Gather each line of the entries below that includes "MACHINE".

#### DATA ENTRIES
## Start
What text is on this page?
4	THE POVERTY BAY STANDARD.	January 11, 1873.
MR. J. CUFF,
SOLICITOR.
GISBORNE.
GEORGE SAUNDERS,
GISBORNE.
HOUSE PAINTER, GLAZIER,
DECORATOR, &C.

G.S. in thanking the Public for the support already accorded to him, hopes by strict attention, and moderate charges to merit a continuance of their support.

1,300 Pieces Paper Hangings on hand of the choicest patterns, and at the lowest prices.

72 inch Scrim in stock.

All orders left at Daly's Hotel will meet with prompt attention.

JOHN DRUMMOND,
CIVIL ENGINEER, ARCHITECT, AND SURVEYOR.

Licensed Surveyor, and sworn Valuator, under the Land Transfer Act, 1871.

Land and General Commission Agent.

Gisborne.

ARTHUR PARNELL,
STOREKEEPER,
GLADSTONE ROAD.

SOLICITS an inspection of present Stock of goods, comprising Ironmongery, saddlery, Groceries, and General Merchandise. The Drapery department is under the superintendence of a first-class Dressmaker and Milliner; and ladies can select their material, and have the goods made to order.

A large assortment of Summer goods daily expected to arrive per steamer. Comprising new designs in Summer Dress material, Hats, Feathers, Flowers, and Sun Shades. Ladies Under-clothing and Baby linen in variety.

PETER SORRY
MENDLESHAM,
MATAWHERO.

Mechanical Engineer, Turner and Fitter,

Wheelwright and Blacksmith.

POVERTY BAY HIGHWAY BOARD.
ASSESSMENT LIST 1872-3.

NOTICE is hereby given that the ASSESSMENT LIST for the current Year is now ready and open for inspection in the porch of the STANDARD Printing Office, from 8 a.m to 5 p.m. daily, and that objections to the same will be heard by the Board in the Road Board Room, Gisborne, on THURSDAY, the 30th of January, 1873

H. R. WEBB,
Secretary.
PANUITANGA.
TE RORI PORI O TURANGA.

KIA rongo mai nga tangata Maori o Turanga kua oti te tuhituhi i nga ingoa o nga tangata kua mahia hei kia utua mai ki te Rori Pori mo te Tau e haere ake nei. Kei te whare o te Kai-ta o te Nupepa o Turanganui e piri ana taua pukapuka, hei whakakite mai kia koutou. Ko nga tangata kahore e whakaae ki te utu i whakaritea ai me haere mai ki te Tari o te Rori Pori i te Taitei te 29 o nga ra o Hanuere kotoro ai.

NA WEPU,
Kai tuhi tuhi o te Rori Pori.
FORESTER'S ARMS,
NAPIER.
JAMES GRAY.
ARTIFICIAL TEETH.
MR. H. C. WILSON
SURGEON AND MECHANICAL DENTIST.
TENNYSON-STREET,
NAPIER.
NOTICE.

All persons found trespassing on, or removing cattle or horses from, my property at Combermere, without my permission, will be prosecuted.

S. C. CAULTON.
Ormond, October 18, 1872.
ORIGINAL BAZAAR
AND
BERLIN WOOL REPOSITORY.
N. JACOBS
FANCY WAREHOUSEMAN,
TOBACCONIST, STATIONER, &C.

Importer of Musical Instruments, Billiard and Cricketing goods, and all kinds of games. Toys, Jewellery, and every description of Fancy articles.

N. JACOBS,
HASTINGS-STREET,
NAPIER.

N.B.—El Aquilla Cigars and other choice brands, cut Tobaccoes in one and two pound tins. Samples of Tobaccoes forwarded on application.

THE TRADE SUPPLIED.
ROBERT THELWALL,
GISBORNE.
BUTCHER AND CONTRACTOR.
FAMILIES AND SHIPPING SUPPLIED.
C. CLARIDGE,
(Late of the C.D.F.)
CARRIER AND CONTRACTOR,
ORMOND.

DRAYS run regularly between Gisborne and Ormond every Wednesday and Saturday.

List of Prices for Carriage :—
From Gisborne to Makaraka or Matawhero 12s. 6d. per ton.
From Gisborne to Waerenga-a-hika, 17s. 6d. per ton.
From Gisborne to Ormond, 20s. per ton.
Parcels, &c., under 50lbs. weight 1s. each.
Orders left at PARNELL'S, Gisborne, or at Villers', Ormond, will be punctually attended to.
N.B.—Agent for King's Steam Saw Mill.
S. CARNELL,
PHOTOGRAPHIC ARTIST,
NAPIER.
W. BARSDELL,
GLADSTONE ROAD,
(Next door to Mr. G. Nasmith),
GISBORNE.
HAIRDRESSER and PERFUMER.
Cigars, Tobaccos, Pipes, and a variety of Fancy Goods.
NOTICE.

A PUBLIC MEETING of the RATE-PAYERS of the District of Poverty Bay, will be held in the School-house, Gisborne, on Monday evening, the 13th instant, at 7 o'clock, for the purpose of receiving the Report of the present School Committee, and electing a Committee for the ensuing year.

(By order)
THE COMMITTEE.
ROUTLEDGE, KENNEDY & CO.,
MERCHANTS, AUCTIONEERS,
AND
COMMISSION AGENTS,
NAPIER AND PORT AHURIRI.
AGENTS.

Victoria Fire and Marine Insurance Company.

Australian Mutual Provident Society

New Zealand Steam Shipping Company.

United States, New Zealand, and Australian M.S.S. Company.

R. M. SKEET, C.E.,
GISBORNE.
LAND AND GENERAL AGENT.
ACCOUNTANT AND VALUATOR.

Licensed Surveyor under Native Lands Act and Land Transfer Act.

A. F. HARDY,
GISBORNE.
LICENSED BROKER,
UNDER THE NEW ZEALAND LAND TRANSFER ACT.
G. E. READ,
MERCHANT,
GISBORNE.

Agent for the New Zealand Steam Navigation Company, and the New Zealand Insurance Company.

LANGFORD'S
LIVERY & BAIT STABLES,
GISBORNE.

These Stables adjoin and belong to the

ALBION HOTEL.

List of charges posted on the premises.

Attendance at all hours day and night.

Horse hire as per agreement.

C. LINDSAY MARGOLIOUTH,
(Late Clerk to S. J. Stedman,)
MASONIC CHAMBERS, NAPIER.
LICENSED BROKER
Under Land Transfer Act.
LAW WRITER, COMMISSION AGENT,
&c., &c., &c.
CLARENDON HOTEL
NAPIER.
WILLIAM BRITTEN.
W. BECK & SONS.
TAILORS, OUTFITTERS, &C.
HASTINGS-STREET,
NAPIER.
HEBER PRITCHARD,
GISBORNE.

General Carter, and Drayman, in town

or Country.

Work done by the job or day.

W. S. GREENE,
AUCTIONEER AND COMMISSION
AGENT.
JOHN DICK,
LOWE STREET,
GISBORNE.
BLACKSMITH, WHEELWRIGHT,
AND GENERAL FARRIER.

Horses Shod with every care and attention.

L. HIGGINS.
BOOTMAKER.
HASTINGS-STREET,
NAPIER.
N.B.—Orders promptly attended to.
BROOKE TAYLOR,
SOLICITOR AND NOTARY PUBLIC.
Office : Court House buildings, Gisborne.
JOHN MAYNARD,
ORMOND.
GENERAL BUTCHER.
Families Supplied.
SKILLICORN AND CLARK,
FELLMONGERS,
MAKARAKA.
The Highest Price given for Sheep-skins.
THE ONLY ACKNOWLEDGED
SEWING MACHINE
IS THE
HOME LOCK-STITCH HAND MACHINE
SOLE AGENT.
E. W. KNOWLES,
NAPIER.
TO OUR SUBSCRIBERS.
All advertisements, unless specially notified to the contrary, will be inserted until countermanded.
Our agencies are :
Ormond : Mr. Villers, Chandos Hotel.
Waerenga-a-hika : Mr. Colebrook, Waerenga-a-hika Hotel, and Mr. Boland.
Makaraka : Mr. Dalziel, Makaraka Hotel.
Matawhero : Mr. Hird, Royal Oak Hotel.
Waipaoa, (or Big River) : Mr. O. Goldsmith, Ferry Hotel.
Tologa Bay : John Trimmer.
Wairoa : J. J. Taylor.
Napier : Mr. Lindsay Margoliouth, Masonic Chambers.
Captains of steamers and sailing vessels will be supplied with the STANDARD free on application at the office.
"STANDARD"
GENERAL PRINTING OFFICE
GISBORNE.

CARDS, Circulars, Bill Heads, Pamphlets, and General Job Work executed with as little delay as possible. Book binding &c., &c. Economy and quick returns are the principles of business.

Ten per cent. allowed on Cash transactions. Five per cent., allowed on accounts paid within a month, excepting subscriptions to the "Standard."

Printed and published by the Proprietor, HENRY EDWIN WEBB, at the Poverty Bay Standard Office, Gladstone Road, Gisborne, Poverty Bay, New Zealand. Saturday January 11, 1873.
## End
#### RESPONSE FOR THIS EXERCISE
SEWING MACHINE
HOME LOCK-STITCH HAND MACHINE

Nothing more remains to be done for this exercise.